[Dataset excerpts]
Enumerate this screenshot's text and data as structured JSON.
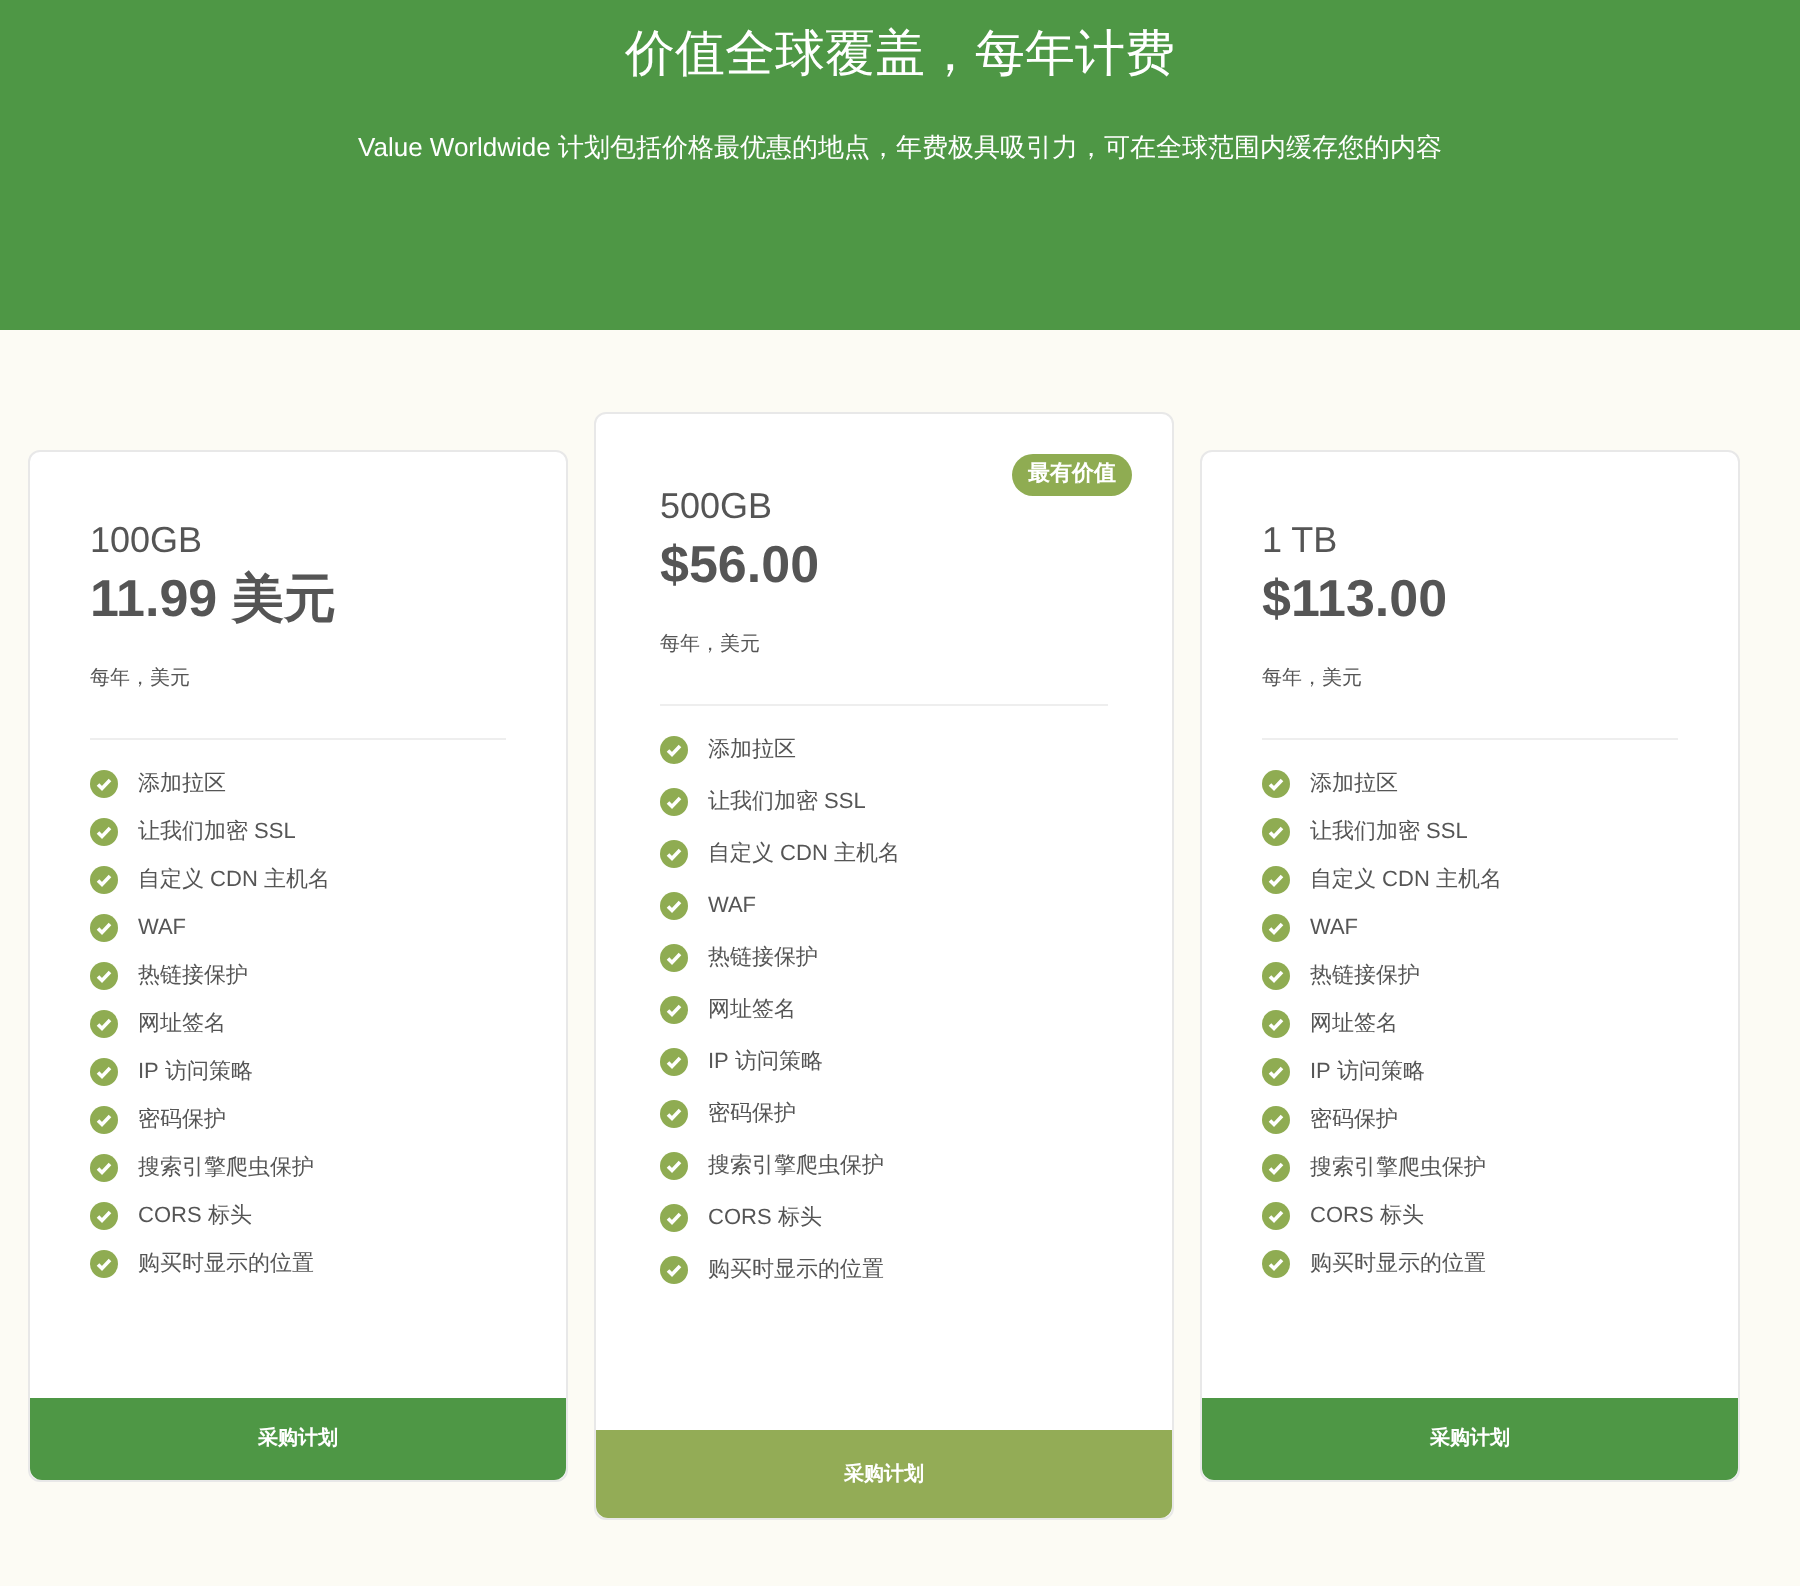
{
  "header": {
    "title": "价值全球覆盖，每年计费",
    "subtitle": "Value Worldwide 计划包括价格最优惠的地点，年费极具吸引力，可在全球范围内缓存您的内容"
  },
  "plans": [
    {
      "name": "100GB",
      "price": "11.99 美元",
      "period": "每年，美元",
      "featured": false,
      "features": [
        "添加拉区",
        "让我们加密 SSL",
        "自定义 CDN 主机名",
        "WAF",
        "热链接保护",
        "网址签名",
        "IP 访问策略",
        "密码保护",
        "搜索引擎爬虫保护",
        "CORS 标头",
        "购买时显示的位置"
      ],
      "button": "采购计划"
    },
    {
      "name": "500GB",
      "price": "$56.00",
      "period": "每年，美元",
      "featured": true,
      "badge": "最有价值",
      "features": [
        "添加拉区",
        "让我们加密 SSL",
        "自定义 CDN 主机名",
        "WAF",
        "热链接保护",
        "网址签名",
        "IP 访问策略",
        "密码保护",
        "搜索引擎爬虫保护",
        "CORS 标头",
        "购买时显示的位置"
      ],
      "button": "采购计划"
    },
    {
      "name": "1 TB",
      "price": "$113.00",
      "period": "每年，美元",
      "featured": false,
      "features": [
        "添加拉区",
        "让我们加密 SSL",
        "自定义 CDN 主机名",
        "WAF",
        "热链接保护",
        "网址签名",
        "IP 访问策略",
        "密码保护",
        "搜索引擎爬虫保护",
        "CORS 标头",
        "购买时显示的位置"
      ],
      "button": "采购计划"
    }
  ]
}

[Instructions for the task] Return the material word for word. Pictures are not part of the copy.

[The answer]
Enumerate this screenshot's text and data as structured JSON.
{
  "header": {
    "title": "价值全球覆盖，每年计费",
    "subtitle": "Value Worldwide 计划包括价格最优惠的地点，年费极具吸引力，可在全球范围内缓存您的内容"
  },
  "plans": [
    {
      "name": "100GB",
      "price": "11.99 美元",
      "period": "每年，美元",
      "featured": false,
      "features": [
        "添加拉区",
        "让我们加密 SSL",
        "自定义 CDN 主机名",
        "WAF",
        "热链接保护",
        "网址签名",
        "IP 访问策略",
        "密码保护",
        "搜索引擎爬虫保护",
        "CORS 标头",
        "购买时显示的位置"
      ],
      "button": "采购计划"
    },
    {
      "name": "500GB",
      "price": "$56.00",
      "period": "每年，美元",
      "featured": true,
      "badge": "最有价值",
      "features": [
        "添加拉区",
        "让我们加密 SSL",
        "自定义 CDN 主机名",
        "WAF",
        "热链接保护",
        "网址签名",
        "IP 访问策略",
        "密码保护",
        "搜索引擎爬虫保护",
        "CORS 标头",
        "购买时显示的位置"
      ],
      "button": "采购计划"
    },
    {
      "name": "1 TB",
      "price": "$113.00",
      "period": "每年，美元",
      "featured": false,
      "features": [
        "添加拉区",
        "让我们加密 SSL",
        "自定义 CDN 主机名",
        "WAF",
        "热链接保护",
        "网址签名",
        "IP 访问策略",
        "密码保护",
        "搜索引擎爬虫保护",
        "CORS 标头",
        "购买时显示的位置"
      ],
      "button": "采购计划"
    }
  ]
}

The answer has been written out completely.